An executive with a foreign company reads this as a repeat of the nationalist versus multinational game that is playing out in the seed industry. Rajnikant (Rajju) Shroff, the chairman of CCFI, is also the executive chairman and managing director of UPL Limited, India’s largest manufacturer and exporter of agro-chemicals. Half of its turnover of `16,800 crore last year came from exports. During a conversation in August, Shroff has disfavoured price control. Pesticides are sold below the marked price because of competition. There are about 40 companies making technical (generic) pesticides and about 800 formulators (some defunct). “Price control in pharma is a different thing,” Shroff said. “They are life-saving drugs. There is connivance with hospitals. In India, there are millions of farmers and thousands of dealers. India is the cheapest and most competitive producer of pesticides.” Enforcement of price control would be difficult, he asserted. Dealers usually charged marked prices from those farmers who bought pesticides on credit, he said.

■ **Assignment A**: Decide whether each statement agrees with the passage on pesticide price control, answering yes or no and quoting the words of the passage that settle it: (i) Shroff spoke in favor of price control for pesticides. (ii) Roughly 40 companies make technical pesticides. (iii) Pesticides usually sell above their marked price.
■ **Assignment B**: Condense the paragraph of the passage on pesticide price control that begins "An executive with a foreign company" into a short bulleted list that keeps its main facts.
■ **Assignment C**: Extend the passage on pesticide price control with one further paragraph that picks up after its final sentence.
The items come from a different source than the passage on pesticide price control.

■ **Data to examine**:
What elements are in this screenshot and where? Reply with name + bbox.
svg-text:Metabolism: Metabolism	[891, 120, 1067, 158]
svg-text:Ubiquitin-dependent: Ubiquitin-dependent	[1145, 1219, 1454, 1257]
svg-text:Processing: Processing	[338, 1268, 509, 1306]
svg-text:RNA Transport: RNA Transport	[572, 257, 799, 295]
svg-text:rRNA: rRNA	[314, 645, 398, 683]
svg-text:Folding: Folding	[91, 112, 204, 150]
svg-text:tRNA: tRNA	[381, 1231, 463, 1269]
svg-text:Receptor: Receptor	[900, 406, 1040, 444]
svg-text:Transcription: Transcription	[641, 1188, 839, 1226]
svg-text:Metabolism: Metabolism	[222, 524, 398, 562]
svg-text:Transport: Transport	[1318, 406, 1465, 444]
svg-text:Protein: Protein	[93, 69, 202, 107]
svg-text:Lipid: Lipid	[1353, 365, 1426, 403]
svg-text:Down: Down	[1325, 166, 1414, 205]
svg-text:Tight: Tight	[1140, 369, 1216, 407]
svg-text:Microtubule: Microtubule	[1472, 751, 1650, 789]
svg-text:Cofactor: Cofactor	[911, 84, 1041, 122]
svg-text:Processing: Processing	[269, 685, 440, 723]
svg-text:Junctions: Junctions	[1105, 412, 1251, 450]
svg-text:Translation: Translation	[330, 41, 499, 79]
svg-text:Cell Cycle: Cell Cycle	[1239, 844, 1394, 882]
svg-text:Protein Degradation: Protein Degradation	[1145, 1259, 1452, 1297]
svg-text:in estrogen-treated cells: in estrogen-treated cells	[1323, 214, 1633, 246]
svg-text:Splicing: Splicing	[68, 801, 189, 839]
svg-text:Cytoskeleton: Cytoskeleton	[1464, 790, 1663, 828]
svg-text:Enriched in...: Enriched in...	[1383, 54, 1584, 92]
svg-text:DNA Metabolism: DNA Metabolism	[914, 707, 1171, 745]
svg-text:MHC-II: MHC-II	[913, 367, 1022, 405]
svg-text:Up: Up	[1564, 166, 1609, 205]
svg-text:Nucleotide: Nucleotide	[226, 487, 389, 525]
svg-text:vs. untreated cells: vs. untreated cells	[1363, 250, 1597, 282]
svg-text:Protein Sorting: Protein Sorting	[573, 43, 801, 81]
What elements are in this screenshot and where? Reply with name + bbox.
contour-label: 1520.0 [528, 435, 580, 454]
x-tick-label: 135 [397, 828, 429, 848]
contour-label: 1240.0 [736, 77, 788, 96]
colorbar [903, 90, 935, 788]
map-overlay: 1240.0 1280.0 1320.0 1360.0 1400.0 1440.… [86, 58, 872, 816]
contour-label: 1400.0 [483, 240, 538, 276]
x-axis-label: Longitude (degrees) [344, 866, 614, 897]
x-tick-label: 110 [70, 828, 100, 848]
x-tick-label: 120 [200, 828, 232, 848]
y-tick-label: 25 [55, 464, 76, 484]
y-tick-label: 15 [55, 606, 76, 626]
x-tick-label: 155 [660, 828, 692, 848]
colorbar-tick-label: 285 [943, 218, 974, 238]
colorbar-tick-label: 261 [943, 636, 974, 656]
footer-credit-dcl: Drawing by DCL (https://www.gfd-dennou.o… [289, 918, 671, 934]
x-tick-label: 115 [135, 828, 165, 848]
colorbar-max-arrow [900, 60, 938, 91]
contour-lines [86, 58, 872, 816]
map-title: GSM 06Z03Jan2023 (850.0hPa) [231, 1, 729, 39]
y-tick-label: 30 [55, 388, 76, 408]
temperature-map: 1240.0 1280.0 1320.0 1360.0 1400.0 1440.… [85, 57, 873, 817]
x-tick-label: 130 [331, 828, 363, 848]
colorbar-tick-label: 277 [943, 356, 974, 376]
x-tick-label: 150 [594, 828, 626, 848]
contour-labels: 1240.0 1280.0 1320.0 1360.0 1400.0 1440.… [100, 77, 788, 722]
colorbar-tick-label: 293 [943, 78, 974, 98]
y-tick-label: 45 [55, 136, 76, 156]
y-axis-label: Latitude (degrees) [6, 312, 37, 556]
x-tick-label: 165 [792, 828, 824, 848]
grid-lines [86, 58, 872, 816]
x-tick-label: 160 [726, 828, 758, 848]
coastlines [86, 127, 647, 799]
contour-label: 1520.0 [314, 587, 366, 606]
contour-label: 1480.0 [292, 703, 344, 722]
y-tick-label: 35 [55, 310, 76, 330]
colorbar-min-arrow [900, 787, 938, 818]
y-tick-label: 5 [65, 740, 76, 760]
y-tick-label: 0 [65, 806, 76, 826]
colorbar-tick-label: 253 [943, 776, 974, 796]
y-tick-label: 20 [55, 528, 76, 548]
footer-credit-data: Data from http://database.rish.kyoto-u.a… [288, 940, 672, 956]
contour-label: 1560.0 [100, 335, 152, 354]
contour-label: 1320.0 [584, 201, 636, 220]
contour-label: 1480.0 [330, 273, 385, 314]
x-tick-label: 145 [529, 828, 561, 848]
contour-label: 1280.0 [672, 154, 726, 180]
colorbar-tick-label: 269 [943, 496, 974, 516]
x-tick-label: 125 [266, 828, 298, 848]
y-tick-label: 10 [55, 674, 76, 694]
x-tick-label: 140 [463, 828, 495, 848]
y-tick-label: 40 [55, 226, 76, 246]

■ **Written reply A**:
(i) No: "Shroff has disfavoured price control."
(ii) Yes: "There are about 40 companies making technical (generic) pesticides"
(iii) No: "Pesticides are sold below the marked price because of competition."

■ **Written reply B**:
- A foreign company executive sees the issue as a replay of the nationalist-versus-multinational contest in the seed industry.
- Rajnikant (Rajju) Shroff chairs CCFI. He is also executive chairman and managing director of UPL Limited, India's largest agro-chemical manufacturer and exporter.
- Half of UPL's turnover last year came from exports.
- Shroff opposed price control. He said that competition already keeps pesticide prices below the marked price.
- About 40 companies make technical pesticides, and there are about 800 formulators, some of them defunct.
- Shroff distinguished pesticides from pharma, where drugs are life-saving and hospitals connive. He called India the cheapest and most competitive producer of pesticides.
- He said price control would be hard to enforce. According to him, dealers usually charge the marked price only to farmers who buy on credit.

■ **Written reply C**:
CropLife India (CLI), which is a lobby group of 14 agro-chemical companies, most of them multinational, is vehemently opposed to price control. “Prices are not out of control, so there is no need to bring them under control,” CLI’s CEO Brij Uberoi said. “We believe in free trade and market-determined prices. Competition is severe, and 80% of pesticides sold in India are generic,” he added. The incidence of taxes on pesticides had gone up by three percentage points with 18% GST, Uberoi added. India is one of the lowest per capita consumers of pesticides. Crop protection chemicals account for just 2.5% of the cost of cultivation. “Our members are disturbed. Compared to other markets, we make less profits here,” Vasant L Patil, CropLife Asia’s director for Science and Regulatory Affairs said.

By offering to cut marked prices, CCFI intends to stave off price control. In August, Shroff had said the outcry about high prices was being orchestrated by importers from China who feared a ban. Agriculture officials said at a meeting that they had received complaints about high prices. “We put an (application under) RTI (Right to Information Act). We got reply that there was no complaint of high prices. It was an oral complaint.”
Shroff’s larger objective is to fix the insecticide board. He has been unhappy about its functioning. He thinks it is favouring multinationals. He had complained about its irregularities to the Prime Minister in January last year. “We wrote to (PM) Narendra Modi. He said form an independent committee.” But Shroff found fault with the composition of the committees and complained to the Prime Minister five times.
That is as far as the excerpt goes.